Consoles using the Cell will have the advantage of only having to render for TV resolutions - at most 1080 lines, while PCs will be rendering at up to 1600x1200

1920x1080 (1080i) > 1600 x 1200

That doesn't stop the original article being silly though - reading a patent and then giving real world performance predictions for a product built off it is more or less akin to reading performance specs in tea leaves.


Just to be a little more accurate.

1920x1080 > 1600x1200 > 1080i

That 'i' is a kicker.

Not at all - to be able to display alternating interlaced frames you still need to be able to work in the full resolution in the first place. You'd have a point if it was, say, television broadcasting, but for a games console you still need to do all the work to calculate a 1920x1080 resolution image to be able to render the interlaced half frames for 1080i.

Of course, if you are going solely on the basis of how many pixels are displayed in a given image, then yes, 1080i is a lower resolution than 1600x1200, but we were talking about the work required to produce the image in the first place. 1080p would probably have been a better example, given it works on both levels.

Well, the point I was trying to make is that getting 60fps on 1080p should be more difficult than 1080i. This is how I broke it down. Let's say there's X pixels per frame and you go SLI w/ 2 GPUs (or even dual core since that's the 'in' thing nowadays). For 1080p, you need each GPU to render X/2 pixels in 1/60. On the other hand, if you wanted to output at 1080i, you should only need each GPU to render X/2 pixels in 2/60 time. So in the second case, you can afford to have a processor with half the performance. You can correct me if I'm wrong. I'm not familiar with the details of graphics processing, but that's logically how I think about it.

**REQUIRED ACTIONS:**
[1] Copy the passage from the discussion of console rendering resolutions, starting at "1920x1080 > 1600x1200" and ending at "frames for 1080i.".
[2] In the discussion of console rendering resolutions, which format does one poster say would have been a better example because it works on both levels?
[3] Continue the discussion of console rendering resolutions from its last sentence.

**MATERIAL SUPPLIED:**
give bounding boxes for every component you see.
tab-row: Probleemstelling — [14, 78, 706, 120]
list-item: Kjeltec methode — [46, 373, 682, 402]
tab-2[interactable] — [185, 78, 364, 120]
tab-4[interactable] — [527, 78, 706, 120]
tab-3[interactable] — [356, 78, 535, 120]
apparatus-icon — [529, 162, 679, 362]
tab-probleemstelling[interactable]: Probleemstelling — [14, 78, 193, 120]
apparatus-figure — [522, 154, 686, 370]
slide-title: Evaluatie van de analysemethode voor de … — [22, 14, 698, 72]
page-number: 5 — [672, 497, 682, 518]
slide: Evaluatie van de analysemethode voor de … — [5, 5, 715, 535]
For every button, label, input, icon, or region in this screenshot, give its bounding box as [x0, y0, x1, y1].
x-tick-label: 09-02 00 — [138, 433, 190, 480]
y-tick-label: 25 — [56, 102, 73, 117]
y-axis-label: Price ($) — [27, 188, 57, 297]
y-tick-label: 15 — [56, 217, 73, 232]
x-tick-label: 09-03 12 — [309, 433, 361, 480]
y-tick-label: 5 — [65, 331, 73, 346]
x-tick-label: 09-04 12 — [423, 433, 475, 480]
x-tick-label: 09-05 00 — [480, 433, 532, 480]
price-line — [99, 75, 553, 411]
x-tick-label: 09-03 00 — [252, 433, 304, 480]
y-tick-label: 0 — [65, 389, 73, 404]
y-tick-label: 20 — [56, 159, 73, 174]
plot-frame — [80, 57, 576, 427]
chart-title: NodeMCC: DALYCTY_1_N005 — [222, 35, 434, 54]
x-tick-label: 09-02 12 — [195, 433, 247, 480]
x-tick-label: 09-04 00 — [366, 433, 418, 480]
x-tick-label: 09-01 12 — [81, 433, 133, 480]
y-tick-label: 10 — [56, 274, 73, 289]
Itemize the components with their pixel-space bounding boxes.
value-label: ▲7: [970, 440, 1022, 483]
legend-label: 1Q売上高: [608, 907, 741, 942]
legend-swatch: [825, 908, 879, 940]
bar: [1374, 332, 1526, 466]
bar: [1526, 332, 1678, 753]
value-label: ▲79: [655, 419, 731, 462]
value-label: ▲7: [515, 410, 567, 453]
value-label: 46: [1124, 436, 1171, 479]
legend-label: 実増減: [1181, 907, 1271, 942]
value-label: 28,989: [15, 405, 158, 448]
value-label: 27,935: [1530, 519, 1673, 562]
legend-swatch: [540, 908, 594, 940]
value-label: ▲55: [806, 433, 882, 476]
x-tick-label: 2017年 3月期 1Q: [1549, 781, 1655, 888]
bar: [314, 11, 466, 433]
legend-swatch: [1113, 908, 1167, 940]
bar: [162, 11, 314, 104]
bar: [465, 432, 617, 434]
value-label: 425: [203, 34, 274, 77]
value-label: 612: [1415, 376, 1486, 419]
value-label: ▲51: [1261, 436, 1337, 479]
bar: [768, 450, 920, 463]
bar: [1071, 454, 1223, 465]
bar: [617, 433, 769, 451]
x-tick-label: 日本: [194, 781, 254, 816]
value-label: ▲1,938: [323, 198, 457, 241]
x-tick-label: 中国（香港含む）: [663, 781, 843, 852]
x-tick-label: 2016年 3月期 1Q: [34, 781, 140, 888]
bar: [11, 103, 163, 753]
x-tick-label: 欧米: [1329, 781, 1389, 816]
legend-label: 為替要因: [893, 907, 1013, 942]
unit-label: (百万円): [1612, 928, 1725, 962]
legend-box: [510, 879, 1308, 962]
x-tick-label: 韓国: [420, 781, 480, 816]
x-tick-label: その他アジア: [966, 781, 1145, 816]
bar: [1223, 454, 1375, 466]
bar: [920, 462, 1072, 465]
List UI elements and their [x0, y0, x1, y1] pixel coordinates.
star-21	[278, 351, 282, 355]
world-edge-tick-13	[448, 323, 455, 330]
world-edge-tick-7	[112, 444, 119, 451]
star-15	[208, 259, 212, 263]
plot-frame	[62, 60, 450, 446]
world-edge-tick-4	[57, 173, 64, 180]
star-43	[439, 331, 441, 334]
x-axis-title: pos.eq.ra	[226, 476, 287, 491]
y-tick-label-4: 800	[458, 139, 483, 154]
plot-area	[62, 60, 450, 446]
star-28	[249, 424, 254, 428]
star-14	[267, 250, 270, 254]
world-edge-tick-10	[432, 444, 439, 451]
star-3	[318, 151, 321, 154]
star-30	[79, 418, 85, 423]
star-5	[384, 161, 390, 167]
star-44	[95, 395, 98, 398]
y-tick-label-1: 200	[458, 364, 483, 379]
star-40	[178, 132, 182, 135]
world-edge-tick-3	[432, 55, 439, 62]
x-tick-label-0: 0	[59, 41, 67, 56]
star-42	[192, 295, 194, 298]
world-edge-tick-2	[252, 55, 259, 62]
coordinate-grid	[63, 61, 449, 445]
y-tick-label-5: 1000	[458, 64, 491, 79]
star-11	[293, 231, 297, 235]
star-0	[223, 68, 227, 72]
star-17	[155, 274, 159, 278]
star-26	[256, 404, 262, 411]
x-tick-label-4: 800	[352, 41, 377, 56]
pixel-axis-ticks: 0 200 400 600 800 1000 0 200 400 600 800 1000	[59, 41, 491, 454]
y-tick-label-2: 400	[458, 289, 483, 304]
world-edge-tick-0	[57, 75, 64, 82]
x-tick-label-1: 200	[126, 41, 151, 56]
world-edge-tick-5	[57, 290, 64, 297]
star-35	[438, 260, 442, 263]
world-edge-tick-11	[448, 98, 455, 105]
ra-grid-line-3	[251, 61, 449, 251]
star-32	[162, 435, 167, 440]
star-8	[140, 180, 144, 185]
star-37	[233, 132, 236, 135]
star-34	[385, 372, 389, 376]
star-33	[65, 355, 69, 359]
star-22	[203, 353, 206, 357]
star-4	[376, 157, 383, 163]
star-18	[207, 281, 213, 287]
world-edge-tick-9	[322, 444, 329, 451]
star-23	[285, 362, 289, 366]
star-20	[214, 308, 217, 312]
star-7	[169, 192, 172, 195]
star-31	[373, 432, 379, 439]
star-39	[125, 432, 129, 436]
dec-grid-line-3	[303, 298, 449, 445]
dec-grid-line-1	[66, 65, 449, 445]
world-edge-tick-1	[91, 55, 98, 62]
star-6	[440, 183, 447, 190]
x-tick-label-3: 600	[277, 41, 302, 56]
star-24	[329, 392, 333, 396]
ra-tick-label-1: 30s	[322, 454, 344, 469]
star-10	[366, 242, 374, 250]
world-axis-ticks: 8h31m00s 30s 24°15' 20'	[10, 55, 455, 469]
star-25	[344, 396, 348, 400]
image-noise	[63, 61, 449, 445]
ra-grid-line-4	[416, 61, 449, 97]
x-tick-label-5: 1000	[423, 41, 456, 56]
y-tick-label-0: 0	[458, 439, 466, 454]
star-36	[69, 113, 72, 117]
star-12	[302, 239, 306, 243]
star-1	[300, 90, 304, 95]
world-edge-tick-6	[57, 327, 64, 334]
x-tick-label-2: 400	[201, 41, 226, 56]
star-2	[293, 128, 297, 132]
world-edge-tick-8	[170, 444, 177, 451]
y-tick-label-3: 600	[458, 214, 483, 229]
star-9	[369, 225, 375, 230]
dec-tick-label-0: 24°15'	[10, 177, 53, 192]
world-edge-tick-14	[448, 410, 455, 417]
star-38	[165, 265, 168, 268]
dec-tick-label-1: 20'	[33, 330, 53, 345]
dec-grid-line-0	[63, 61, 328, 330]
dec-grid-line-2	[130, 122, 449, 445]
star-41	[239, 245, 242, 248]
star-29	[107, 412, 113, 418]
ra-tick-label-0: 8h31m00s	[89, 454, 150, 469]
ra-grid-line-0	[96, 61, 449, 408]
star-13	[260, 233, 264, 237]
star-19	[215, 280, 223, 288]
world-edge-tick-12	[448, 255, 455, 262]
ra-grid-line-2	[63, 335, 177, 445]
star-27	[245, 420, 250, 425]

**RESPONSES TO THE EXERCISE:**
[1]
1920x1080 > 1600x1200 > 1080i

That 'i' is a kicker.

Not at all - to be able to display alternating interlaced frames you still need to be able to work in the full resolution in the first place. You'd have a point if it was, say, television broadcasting, but for a games console you still need to do all the work to calculate a 1920x1080 resolution image to be able to render the interlaced half frames for 1080i.

[2] 1080p

[3]
 
Jun 18, 2004
105
0
0
TuxDave is right even if you are rendering the whole frame and then displaying over two frames it only amounts to half the work of 1080p as it has an effective frame rate of half the TV's refresh rate (60 / 2 = 30) where as at 1080p assuming you are not repeating frames or anything you are running 60 frames a second so the GPU has that extra 1/60th of a second while it just broadcasts the other half of the frame to work on the next one in 1080i.

It is not yet knowen how the PS3 renders but the PS2 did not render the whole frame then split it for output it only rendered the alternating lines and then did the opposite lines on the next frame, this in part explains the PS2's tiny frame bufferas it only had to store half and screen at a time.
 

Velk

Senior member
Jul 29, 2004
734
0
0
Originally posted by: TuxDave
Originally posted by: Velk
Originally posted by: TuxDave
Originally posted by: Velk
Originally posted by: CTho9305

Consoles using the Cell will have the advantage of only having to render for TV resolutions - at most 1080 lines, while PCs will be rendering at up to 1600x1200

1920x1080 (1080i) > 1600 x 1200

That doesn't stop the original article being silly though - reading a patent and then giving real world performance predictions for a product built off it is more or less akin to reading performance specs in tea leaves.


Just to be a little more accurate.

1920x1080 > 1600x1200 > 1080i

That 'i' is a kicker.

Not at all - to be able to display alternating interlaced frames you still need to be able to work in the full resolution in the first place. You'd have a point if it was, say, television broadcasting, but for a games console you still need to do all the work to calculate a 1920x1080 resolution image to be able to render the interlaced half frames for 1080i.

Of course, if you are going solely on the basis of how many pixels are displayed in a given image, then yes, 1080i is a lower resolution than 1600x1200, but we were talking about the work required to produce the image in the first place. 1080p would probably have been a better example, given it works on both levels.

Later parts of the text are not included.